Objective: Determine the number of lines in these entries that hold the word "względem". Give the number and nothing more.

※ ※ ※

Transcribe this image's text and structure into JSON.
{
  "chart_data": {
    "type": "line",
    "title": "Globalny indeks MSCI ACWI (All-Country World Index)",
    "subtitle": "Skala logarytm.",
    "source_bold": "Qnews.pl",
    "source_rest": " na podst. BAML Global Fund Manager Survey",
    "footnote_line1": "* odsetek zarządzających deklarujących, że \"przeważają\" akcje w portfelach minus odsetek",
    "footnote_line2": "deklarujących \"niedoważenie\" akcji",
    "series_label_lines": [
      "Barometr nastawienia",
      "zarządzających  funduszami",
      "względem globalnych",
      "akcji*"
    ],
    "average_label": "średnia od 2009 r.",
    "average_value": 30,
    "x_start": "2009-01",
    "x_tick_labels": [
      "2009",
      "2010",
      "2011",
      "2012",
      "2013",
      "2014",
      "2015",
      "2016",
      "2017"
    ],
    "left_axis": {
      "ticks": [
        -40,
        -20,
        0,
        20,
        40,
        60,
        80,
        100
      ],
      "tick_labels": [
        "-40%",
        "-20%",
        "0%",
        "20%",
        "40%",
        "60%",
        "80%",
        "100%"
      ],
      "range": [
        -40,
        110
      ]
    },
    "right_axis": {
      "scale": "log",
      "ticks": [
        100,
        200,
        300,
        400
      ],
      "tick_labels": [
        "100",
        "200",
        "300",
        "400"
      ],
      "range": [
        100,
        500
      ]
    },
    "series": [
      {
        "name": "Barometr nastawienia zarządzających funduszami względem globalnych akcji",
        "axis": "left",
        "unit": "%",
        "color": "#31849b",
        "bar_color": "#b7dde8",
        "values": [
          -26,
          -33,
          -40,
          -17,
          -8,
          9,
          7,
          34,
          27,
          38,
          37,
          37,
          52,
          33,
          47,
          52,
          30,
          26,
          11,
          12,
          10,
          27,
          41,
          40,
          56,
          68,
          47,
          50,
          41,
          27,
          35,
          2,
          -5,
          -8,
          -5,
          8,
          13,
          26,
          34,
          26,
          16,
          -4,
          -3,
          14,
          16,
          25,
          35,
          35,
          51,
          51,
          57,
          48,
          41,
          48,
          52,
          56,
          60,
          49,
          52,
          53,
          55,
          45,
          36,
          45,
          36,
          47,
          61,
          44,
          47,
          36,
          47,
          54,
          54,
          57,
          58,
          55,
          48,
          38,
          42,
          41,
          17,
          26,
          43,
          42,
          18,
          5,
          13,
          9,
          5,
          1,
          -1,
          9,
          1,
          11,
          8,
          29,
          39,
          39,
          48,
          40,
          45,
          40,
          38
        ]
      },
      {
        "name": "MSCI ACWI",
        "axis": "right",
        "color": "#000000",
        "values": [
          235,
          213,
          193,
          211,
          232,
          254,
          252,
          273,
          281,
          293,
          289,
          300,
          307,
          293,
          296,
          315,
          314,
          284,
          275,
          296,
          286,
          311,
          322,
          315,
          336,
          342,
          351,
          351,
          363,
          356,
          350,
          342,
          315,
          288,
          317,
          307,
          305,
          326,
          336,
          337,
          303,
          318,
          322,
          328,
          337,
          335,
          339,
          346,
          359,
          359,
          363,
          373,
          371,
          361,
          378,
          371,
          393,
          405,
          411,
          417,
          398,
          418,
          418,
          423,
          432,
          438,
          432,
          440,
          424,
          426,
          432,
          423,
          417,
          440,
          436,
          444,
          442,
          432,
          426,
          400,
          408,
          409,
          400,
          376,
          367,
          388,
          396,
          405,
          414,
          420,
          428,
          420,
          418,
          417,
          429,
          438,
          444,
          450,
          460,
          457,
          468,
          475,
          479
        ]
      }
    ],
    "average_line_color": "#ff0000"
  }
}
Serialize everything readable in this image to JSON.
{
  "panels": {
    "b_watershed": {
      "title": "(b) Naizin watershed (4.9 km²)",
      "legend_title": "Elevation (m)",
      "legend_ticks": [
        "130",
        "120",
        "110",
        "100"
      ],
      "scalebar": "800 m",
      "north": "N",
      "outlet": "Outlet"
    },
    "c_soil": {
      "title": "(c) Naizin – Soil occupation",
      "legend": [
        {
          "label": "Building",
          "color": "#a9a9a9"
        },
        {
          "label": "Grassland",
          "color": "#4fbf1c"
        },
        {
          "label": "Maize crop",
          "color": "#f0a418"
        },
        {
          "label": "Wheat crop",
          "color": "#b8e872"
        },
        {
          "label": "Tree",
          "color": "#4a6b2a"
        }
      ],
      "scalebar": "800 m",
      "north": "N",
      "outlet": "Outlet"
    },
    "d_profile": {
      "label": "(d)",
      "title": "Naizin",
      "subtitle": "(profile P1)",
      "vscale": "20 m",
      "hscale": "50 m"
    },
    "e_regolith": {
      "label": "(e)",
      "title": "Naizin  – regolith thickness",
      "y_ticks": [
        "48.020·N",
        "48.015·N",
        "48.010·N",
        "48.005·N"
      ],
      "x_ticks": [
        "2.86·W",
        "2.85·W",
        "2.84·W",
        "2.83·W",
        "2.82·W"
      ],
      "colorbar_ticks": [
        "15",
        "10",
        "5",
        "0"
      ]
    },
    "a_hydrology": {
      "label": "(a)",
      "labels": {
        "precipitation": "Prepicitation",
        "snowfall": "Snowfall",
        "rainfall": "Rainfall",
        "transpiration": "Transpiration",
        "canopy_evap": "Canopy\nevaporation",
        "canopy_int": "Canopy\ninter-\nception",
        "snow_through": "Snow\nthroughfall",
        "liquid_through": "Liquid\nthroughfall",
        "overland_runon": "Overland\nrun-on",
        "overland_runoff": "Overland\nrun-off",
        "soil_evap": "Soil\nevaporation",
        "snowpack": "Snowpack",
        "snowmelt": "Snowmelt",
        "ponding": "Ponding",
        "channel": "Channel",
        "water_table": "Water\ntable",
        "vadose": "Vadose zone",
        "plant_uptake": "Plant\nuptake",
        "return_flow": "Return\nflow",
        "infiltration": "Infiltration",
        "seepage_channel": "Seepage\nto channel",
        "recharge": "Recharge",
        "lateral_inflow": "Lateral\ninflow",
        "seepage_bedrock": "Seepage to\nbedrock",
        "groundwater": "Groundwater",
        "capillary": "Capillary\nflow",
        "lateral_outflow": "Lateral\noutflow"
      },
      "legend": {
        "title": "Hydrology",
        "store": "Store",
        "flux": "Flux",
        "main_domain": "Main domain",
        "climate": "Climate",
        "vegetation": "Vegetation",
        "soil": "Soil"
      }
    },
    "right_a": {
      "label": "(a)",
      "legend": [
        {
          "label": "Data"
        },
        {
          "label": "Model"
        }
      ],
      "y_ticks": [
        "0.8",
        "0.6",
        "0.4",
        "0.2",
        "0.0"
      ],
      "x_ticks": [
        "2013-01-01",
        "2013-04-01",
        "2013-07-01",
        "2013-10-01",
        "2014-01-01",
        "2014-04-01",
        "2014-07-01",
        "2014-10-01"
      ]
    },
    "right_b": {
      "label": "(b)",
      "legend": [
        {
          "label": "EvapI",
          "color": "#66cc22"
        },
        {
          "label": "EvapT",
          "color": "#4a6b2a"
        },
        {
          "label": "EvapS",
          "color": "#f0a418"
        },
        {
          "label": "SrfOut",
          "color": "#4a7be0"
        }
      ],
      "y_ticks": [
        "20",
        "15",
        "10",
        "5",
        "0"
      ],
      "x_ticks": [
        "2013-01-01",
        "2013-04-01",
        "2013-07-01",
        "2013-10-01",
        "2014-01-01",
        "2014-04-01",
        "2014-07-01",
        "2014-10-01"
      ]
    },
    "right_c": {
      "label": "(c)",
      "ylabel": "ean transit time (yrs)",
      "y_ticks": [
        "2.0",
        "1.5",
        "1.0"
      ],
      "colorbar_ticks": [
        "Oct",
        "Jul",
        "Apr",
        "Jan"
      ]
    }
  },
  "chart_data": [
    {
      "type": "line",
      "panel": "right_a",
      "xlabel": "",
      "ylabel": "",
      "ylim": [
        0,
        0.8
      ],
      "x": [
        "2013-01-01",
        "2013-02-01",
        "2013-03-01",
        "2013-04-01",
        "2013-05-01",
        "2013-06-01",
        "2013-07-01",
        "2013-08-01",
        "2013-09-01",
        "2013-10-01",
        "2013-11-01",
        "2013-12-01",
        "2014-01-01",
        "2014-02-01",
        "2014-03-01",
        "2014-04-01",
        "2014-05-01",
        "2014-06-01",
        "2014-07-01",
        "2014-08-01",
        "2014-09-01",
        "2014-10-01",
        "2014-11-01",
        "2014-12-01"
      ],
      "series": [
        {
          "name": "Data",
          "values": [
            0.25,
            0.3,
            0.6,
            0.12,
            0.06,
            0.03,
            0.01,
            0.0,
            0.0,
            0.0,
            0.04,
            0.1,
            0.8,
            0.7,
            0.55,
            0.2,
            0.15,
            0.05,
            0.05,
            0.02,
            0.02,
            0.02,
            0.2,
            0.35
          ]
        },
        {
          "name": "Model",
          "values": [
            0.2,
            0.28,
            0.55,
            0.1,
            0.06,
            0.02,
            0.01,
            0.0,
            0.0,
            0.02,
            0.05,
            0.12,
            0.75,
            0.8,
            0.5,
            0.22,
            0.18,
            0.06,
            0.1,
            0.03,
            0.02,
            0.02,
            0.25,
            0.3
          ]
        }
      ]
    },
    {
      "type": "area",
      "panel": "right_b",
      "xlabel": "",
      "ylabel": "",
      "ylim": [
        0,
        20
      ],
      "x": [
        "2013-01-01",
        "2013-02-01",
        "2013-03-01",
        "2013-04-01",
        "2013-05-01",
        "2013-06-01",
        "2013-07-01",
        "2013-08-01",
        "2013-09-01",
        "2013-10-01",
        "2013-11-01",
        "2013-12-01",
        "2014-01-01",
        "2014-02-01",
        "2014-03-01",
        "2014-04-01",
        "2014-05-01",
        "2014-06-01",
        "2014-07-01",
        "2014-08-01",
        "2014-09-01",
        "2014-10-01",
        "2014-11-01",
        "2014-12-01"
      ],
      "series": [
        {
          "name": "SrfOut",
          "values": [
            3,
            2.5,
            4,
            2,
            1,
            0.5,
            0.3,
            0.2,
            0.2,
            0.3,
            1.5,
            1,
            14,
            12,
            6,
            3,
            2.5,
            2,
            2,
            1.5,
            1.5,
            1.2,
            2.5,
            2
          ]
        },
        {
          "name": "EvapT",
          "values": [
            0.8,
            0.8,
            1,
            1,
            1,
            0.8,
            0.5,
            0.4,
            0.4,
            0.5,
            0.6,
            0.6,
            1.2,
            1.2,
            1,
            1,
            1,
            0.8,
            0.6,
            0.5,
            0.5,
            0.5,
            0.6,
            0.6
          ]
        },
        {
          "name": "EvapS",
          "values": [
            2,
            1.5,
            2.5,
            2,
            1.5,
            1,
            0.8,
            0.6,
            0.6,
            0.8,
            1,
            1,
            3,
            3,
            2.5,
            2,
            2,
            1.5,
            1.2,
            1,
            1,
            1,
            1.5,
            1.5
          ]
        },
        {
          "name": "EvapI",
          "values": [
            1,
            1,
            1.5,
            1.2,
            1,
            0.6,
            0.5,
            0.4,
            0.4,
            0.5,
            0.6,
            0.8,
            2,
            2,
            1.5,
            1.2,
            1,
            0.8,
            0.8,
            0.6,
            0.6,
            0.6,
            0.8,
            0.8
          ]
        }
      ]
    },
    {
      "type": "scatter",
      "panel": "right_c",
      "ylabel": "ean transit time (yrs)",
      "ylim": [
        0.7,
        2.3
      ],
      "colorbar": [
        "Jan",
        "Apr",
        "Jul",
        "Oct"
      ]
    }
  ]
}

※ ※ ※

Expected output: 2